• **To be done**: Retype the material below verbatim, from the first line through the last, with no omissions or changes.
* start Provided material *
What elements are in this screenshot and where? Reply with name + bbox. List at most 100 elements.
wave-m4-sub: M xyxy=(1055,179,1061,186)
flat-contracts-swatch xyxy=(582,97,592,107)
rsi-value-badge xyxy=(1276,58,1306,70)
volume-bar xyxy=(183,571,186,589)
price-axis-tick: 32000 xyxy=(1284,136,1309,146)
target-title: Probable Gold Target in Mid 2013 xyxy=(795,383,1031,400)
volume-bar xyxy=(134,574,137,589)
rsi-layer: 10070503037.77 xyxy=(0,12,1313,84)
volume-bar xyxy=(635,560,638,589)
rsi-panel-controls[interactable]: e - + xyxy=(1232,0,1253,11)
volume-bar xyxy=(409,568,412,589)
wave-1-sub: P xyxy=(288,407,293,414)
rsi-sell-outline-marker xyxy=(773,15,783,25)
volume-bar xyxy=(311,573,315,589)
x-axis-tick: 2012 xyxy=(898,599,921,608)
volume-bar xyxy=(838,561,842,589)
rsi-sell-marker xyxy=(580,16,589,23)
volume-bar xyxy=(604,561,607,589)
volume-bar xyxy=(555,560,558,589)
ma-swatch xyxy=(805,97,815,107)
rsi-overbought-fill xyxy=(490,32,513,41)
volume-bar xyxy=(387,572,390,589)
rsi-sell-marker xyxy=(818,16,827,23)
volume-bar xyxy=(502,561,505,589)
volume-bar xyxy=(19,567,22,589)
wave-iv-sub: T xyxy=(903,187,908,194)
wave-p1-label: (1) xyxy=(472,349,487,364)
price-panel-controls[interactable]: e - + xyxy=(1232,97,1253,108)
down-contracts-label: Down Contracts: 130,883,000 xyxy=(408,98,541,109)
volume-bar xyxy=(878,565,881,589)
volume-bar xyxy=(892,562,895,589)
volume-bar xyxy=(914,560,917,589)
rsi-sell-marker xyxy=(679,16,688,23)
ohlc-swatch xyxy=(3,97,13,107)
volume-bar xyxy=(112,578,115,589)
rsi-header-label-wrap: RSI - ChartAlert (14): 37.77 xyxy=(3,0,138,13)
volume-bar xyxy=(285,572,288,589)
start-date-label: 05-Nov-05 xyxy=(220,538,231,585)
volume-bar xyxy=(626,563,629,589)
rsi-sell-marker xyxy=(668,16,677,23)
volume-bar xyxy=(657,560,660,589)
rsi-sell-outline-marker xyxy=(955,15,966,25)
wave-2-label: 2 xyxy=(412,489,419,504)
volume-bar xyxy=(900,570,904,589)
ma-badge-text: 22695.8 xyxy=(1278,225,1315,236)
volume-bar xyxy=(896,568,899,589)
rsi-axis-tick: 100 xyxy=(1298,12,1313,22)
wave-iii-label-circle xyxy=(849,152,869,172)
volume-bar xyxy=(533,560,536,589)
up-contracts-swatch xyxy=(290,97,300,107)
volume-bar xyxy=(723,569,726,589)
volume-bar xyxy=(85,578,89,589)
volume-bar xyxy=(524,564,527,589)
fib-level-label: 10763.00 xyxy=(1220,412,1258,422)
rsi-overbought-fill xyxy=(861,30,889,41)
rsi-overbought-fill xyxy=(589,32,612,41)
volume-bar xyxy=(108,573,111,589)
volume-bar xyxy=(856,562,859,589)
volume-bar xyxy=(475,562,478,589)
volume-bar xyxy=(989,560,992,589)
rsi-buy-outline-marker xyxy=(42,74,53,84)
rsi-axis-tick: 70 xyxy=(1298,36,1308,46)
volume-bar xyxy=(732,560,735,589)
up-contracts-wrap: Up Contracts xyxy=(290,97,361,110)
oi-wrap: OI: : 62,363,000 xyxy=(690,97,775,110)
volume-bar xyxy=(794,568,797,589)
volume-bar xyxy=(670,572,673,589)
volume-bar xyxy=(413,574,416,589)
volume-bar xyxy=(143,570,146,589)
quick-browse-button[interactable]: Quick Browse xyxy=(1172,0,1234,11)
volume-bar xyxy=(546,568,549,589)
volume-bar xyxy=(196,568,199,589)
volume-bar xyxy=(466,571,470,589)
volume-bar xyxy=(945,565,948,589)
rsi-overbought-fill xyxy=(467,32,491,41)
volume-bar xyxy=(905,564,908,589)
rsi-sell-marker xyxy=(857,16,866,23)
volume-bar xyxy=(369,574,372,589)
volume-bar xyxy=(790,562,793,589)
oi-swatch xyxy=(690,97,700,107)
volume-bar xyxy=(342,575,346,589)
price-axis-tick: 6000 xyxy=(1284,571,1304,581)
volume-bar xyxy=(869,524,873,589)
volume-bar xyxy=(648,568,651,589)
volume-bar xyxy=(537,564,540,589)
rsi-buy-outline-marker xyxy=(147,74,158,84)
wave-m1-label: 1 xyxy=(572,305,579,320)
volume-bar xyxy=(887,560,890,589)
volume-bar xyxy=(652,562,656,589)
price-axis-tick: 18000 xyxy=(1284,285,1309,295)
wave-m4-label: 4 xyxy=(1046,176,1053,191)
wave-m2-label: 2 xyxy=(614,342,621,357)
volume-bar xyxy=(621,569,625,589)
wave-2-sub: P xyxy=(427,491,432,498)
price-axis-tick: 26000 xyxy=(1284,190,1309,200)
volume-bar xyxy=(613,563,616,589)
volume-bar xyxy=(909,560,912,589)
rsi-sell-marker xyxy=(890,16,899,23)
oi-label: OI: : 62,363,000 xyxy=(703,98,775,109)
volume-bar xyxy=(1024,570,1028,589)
* end Provided material *
• **Full answer**:
What elements are in this screenshot and where? Reply with name + bbox. List at most 100 elements.
wave-m4-sub: M xyxy=(1055,179,1061,186)
flat-contracts-swatch xyxy=(582,97,592,107)
rsi-value-badge xyxy=(1276,58,1306,70)
volume-bar xyxy=(183,571,186,589)
price-axis-tick: 32000 xyxy=(1284,136,1309,146)
target-title: Probable Gold Target in Mid 2013 xyxy=(795,383,1031,400)
volume-bar xyxy=(134,574,137,589)
rsi-layer: 10070503037.77 xyxy=(0,12,1313,84)
volume-bar xyxy=(635,560,638,589)
rsi-panel-controls[interactable]: e - + xyxy=(1232,0,1253,11)
volume-bar xyxy=(409,568,412,589)
wave-1-sub: P xyxy=(288,407,293,414)
rsi-sell-outline-marker xyxy=(773,15,783,25)
volume-bar xyxy=(311,573,315,589)
x-axis-tick: 2012 xyxy=(898,599,921,608)
volume-bar xyxy=(838,561,842,589)
rsi-sell-marker xyxy=(580,16,589,23)
volume-bar xyxy=(604,561,607,589)
volume-bar xyxy=(555,560,558,589)
ma-swatch xyxy=(805,97,815,107)
rsi-overbought-fill xyxy=(490,32,513,41)
volume-bar xyxy=(387,572,390,589)
rsi-sell-marker xyxy=(818,16,827,23)
volume-bar xyxy=(502,561,505,589)
volume-bar xyxy=(19,567,22,589)
wave-iv-sub: T xyxy=(903,187,908,194)
wave-p1-label: (1) xyxy=(472,349,487,364)
price-panel-controls[interactable]: e - + xyxy=(1232,97,1253,108)
down-contracts-label: Down Contracts: 130,883,000 xyxy=(408,98,541,109)
volume-bar xyxy=(878,565,881,589)
volume-bar xyxy=(892,562,895,589)
volume-bar xyxy=(914,560,917,589)
rsi-sell-marker xyxy=(679,16,688,23)
ohlc-swatch xyxy=(3,97,13,107)
volume-bar xyxy=(112,578,115,589)
rsi-header-label-wrap: RSI - ChartAlert (14): 37.77 xyxy=(3,0,138,13)
volume-bar xyxy=(285,572,288,589)
start-date-label: 05-Nov-05 xyxy=(220,538,231,585)
volume-bar xyxy=(626,563,629,589)
rsi-sell-marker xyxy=(668,16,677,23)
volume-bar xyxy=(657,560,660,589)
rsi-sell-outline-marker xyxy=(955,15,966,25)
wave-2-label: 2 xyxy=(412,489,419,504)
volume-bar xyxy=(900,570,904,589)
ma-badge-text: 22695.8 xyxy=(1278,225,1315,236)
volume-bar xyxy=(896,568,899,589)
rsi-axis-tick: 100 xyxy=(1298,12,1313,22)
wave-iii-label-circle xyxy=(849,152,869,172)
volume-bar xyxy=(533,560,536,589)
up-contracts-swatch xyxy=(290,97,300,107)
volume-bar xyxy=(723,569,726,589)
volume-bar xyxy=(85,578,89,589)
volume-bar xyxy=(524,564,527,589)
fib-level-label: 10763.00 xyxy=(1220,412,1258,422)
rsi-overbought-fill xyxy=(861,30,889,41)
rsi-overbought-fill xyxy=(589,32,612,41)
volume-bar xyxy=(108,573,111,589)
volume-bar xyxy=(856,562,859,589)
volume-bar xyxy=(475,562,478,589)
volume-bar xyxy=(989,560,992,589)
rsi-buy-outline-marker xyxy=(42,74,53,84)
rsi-axis-tick: 70 xyxy=(1298,36,1308,46)
volume-bar xyxy=(732,560,735,589)
up-contracts-wrap: Up Contracts xyxy=(290,97,361,110)
oi-wrap: OI: : 62,363,000 xyxy=(690,97,775,110)
volume-bar xyxy=(794,568,797,589)
volume-bar xyxy=(670,572,673,589)
volume-bar xyxy=(413,574,416,589)
volume-bar xyxy=(143,570,146,589)
quick-browse-button[interactable]: Quick Browse xyxy=(1172,0,1234,11)
volume-bar xyxy=(546,568,549,589)
volume-bar xyxy=(196,568,199,589)
volume-bar xyxy=(466,571,470,589)
volume-bar xyxy=(945,565,948,589)
rsi-overbought-fill xyxy=(467,32,491,41)
volume-bar xyxy=(905,564,908,589)
rsi-sell-marker xyxy=(857,16,866,23)
volume-bar xyxy=(369,574,372,589)
volume-bar xyxy=(790,562,793,589)
oi-swatch xyxy=(690,97,700,107)
volume-bar xyxy=(342,575,346,589)
price-axis-tick: 6000 xyxy=(1284,571,1304,581)
volume-bar xyxy=(869,524,873,589)
volume-bar xyxy=(648,568,651,589)
volume-bar xyxy=(537,564,540,589)
rsi-buy-outline-marker xyxy=(147,74,158,84)
wave-m1-label: 1 xyxy=(572,305,579,320)
volume-bar xyxy=(887,560,890,589)
volume-bar xyxy=(652,562,656,589)
price-axis-tick: 18000 xyxy=(1284,285,1309,295)
wave-m4-label: 4 xyxy=(1046,176,1053,191)
wave-m2-label: 2 xyxy=(614,342,621,357)
volume-bar xyxy=(621,569,625,589)
wave-2-sub: P xyxy=(427,491,432,498)
price-axis-tick: 26000 xyxy=(1284,190,1309,200)
volume-bar xyxy=(613,563,616,589)
volume-bar xyxy=(909,560,912,589)
rsi-sell-marker xyxy=(890,16,899,23)
oi-label: OI: : 62,363,000 xyxy=(703,98,775,109)
volume-bar xyxy=(1024,570,1028,589)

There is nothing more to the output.